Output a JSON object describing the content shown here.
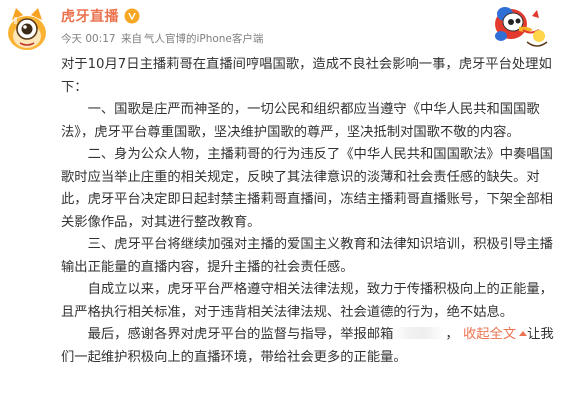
{
  "post": {
    "author": "虎牙直播",
    "colors": {
      "accent": "#eb7350",
      "verified": "#f5a623",
      "text": "#333333",
      "meta": "#808080"
    },
    "meta": {
      "time": "今天 00:17",
      "source_prefix": "来自",
      "source": "气人官博的iPhone客户端"
    },
    "body": {
      "intro": "对于10月7日主播莉哥在直播间哼唱国歌，造成不良社会影响一事，虎牙平台处理如下：",
      "para1": "一、国歌是庄严而神圣的，一切公民和组织都应当遵守《中华人民共和国国歌法》，虎牙平台尊重国歌，坚决维护国歌的尊严，坚决抵制对国歌不敬的内容。",
      "para2": "二、身为公众人物，主播莉哥的行为违反了《中华人民共和国国歌法》中奏唱国歌时应当举止庄重的相关规定，反映了其法律意识的淡薄和社会责任感的缺失。对此，虎牙平台决定即日起封禁主播莉哥直播间，冻结主播莉哥直播账号，下架全部相关影像作品，对其进行整改教育。",
      "para3": "三、虎牙平台将继续加强对主播的爱国主义教育和法律知识培训，积极引导主播输出正能量的直播内容，提升主播的社会责任感。",
      "para4": "自成立以来，虎牙平台严格遵守相关法律法规，致力于传播积极向上的正能量，且严格执行相关标准，对于违背相关法律法规、社会道德的行为，绝不姑息。",
      "para5_start": "最后，感谢各界对虎牙平台的监督与指导，举报邮箱",
      "para5_mid": "，",
      "collapse_label": "收起全文",
      "para5_end": "让我们一起维护积极向上的直播环境，带给社会更多的正能量。"
    },
    "icons": {
      "avatar": "huya-mascot-avatar",
      "verified": "verified-v-icon",
      "sticker": "duck-sticker-icon",
      "collapse": "chevron-up-icon"
    }
  }
}
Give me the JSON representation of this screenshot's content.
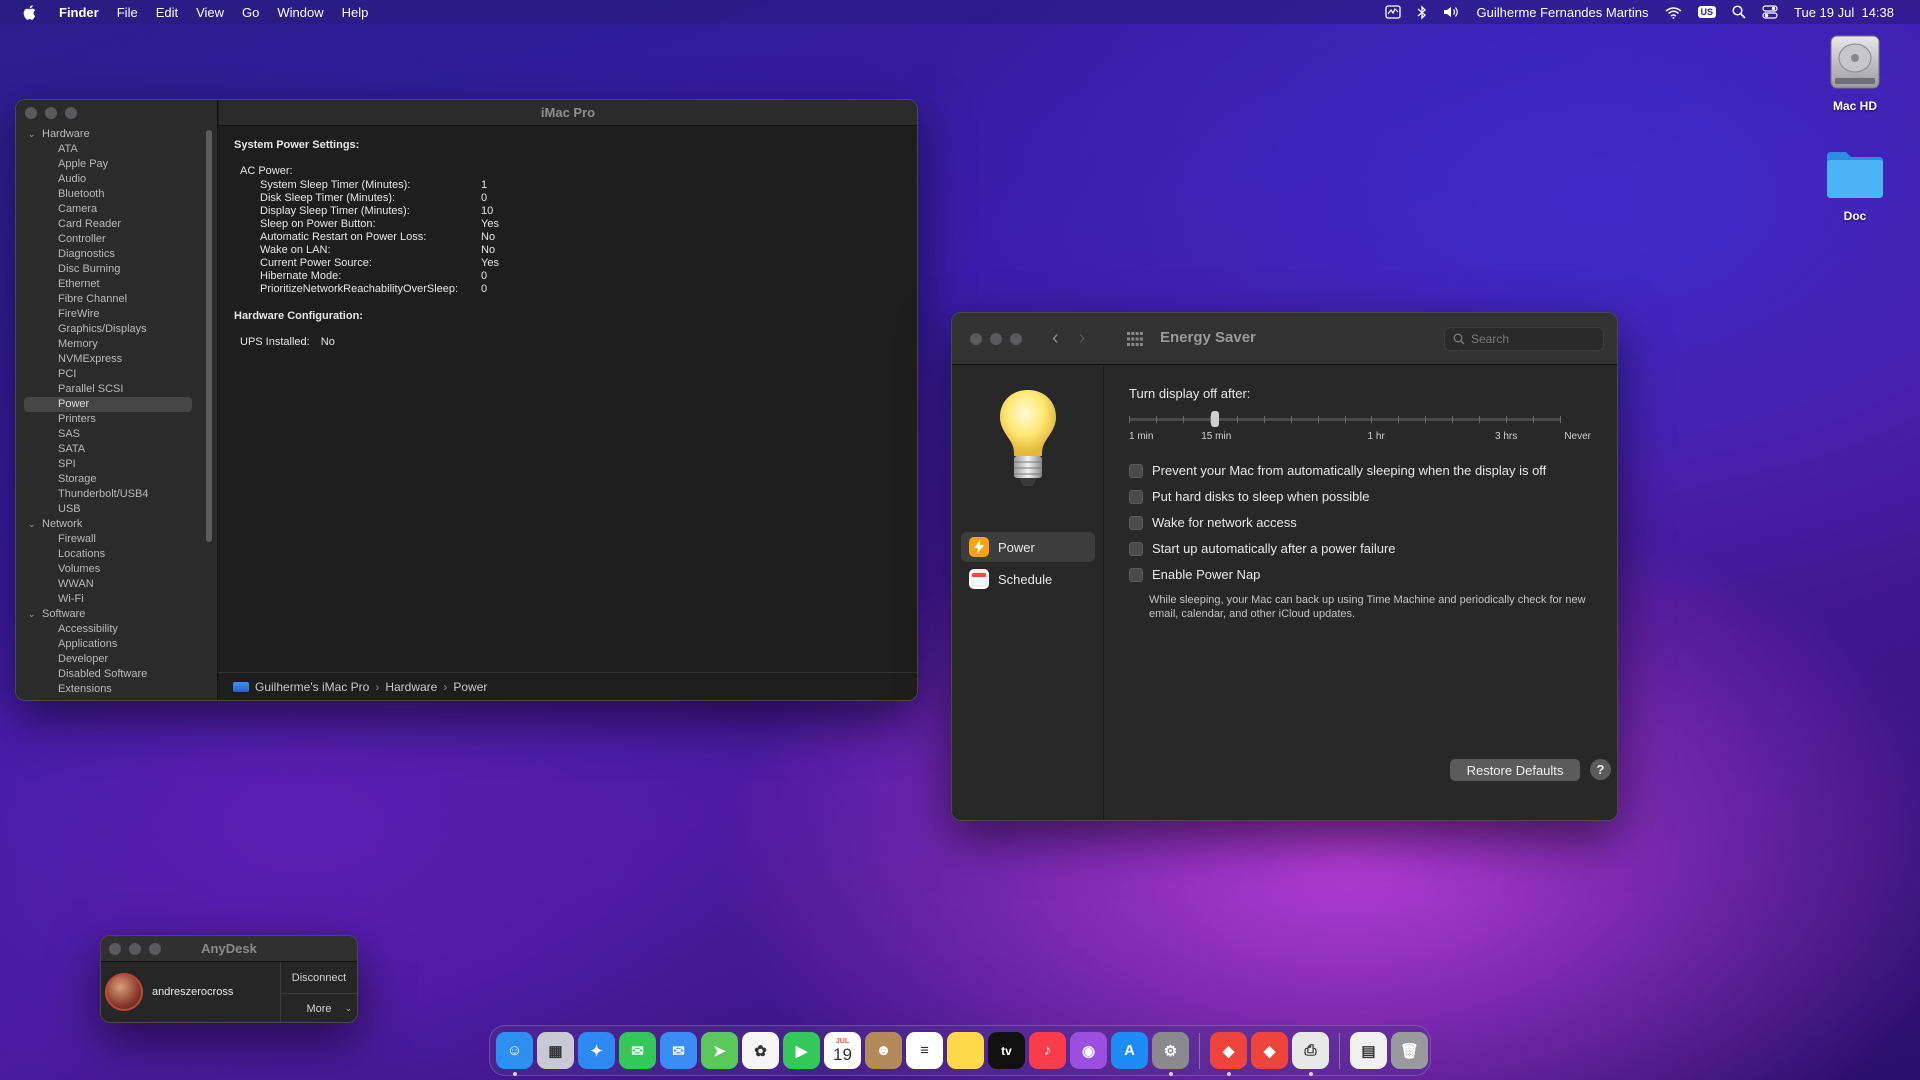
{
  "menubar": {
    "app": "Finder",
    "items": [
      "File",
      "Edit",
      "View",
      "Go",
      "Window",
      "Help"
    ],
    "keyboard_badge": "US",
    "user": "Guilherme Fernandes Martins",
    "datetime": "Tue 19 Jul  14:38"
  },
  "desktop": {
    "icons": [
      {
        "label": "Mac HD",
        "icon": "hard-drive-icon"
      },
      {
        "label": "Doc",
        "icon": "folder-icon"
      }
    ]
  },
  "sysinfo": {
    "title": "iMac Pro",
    "sidebar": {
      "hardware": {
        "label": "Hardware",
        "items": [
          "ATA",
          "Apple Pay",
          "Audio",
          "Bluetooth",
          "Camera",
          "Card Reader",
          "Controller",
          "Diagnostics",
          "Disc Burning",
          "Ethernet",
          "Fibre Channel",
          "FireWire",
          "Graphics/Displays",
          "Memory",
          "NVMExpress",
          "PCI",
          "Parallel SCSI",
          "Power",
          "Printers",
          "SAS",
          "SATA",
          "SPI",
          "Storage",
          "Thunderbolt/USB4",
          "USB"
        ]
      },
      "network": {
        "label": "Network",
        "items": [
          "Firewall",
          "Locations",
          "Volumes",
          "WWAN",
          "Wi-Fi"
        ]
      },
      "software": {
        "label": "Software",
        "items": [
          "Accessibility",
          "Applications",
          "Developer",
          "Disabled Software",
          "Extensions"
        ]
      },
      "selected": "Power"
    },
    "content": {
      "heading": "System Power Settings:",
      "ac_label": "AC Power:",
      "ac_rows": [
        {
          "k": "System Sleep Timer (Minutes):",
          "v": "1"
        },
        {
          "k": "Disk Sleep Timer (Minutes):",
          "v": "0"
        },
        {
          "k": "Display Sleep Timer (Minutes):",
          "v": "10"
        },
        {
          "k": "Sleep on Power Button:",
          "v": "Yes"
        },
        {
          "k": "Automatic Restart on Power Loss:",
          "v": "No"
        },
        {
          "k": "Wake on LAN:",
          "v": "No"
        },
        {
          "k": "Current Power Source:",
          "v": "Yes"
        },
        {
          "k": "Hibernate Mode:",
          "v": "0"
        },
        {
          "k": "PrioritizeNetworkReachabilityOverSleep:",
          "v": "0"
        }
      ],
      "hw_heading": "Hardware Configuration:",
      "ups_label": "UPS Installed:",
      "ups_value": "No"
    },
    "pathbar": [
      "Guilherme's iMac Pro",
      "Hardware",
      "Power"
    ]
  },
  "energy": {
    "title": "Energy Saver",
    "search_placeholder": "Search",
    "nav": [
      {
        "label": "Power",
        "selected": true,
        "color": "#f7a21b"
      },
      {
        "label": "Schedule",
        "selected": false,
        "color": "#ffffff"
      }
    ],
    "display_off_label": "Turn display off after:",
    "slider": {
      "tick_labels": [
        "1 min",
        "15 min",
        "1 hr",
        "3 hrs",
        "Never"
      ],
      "tick_count": 17,
      "value_position": 0.2
    },
    "options": [
      {
        "label": "Prevent your Mac from automatically sleeping when the display is off",
        "checked": false
      },
      {
        "label": "Put hard disks to sleep when possible",
        "checked": false
      },
      {
        "label": "Wake for network access",
        "checked": false
      },
      {
        "label": "Start up automatically after a power failure",
        "checked": false
      },
      {
        "label": "Enable Power Nap",
        "checked": false
      }
    ],
    "power_nap_note": "While sleeping, your Mac can back up using Time Machine and periodically check for new email, calendar, and other iCloud updates.",
    "restore_label": "Restore Defaults",
    "help_label": "?"
  },
  "anydesk": {
    "title": "AnyDesk",
    "user": "andreszerocross",
    "disconnect_label": "Disconnect",
    "more_label": "More"
  },
  "dock": {
    "calendar_month": "JUL",
    "calendar_day": "19",
    "tv_label": "tv",
    "apps": [
      {
        "name": "finder-icon",
        "color": "#2f8ff0"
      },
      {
        "name": "launchpad-icon",
        "color": "#c9c9d6"
      },
      {
        "name": "safari-icon",
        "color": "#2e89f2"
      },
      {
        "name": "messages-icon",
        "color": "#34c759"
      },
      {
        "name": "mail-icon",
        "color": "#3b8cf5"
      },
      {
        "name": "maps-icon",
        "color": "#5ac85a"
      },
      {
        "name": "photos-icon",
        "color": "#f5f5f5"
      },
      {
        "name": "facetime-icon",
        "color": "#34c759"
      },
      {
        "name": "calendar-icon",
        "color": "#ffffff"
      },
      {
        "name": "contacts-icon",
        "color": "#b48a5a"
      },
      {
        "name": "reminders-icon",
        "color": "#ffffff"
      },
      {
        "name": "notes-icon",
        "color": "#ffd94a"
      },
      {
        "name": "appletv-icon",
        "color": "#111111"
      },
      {
        "name": "music-icon",
        "color": "#fa3c4c"
      },
      {
        "name": "podcasts-icon",
        "color": "#9b4ee0"
      },
      {
        "name": "appstore-icon",
        "color": "#1d8cf5"
      },
      {
        "name": "system-preferences-icon",
        "color": "#8a8a8e"
      },
      {
        "name": "anydesk-icon",
        "color": "#ef443b"
      },
      {
        "name": "anydesk-alt-icon",
        "color": "#ef443b"
      },
      {
        "name": "printer-icon",
        "color": "#e8e8e8"
      },
      {
        "name": "document-icon",
        "color": "#f0f0f0"
      },
      {
        "name": "trash-icon",
        "color": "#9a9a9e"
      }
    ]
  }
}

◇ ◇ ◇ ◇

Goal
Only the number is wanted: count the lines of the records that hold the word "your".

Result below
2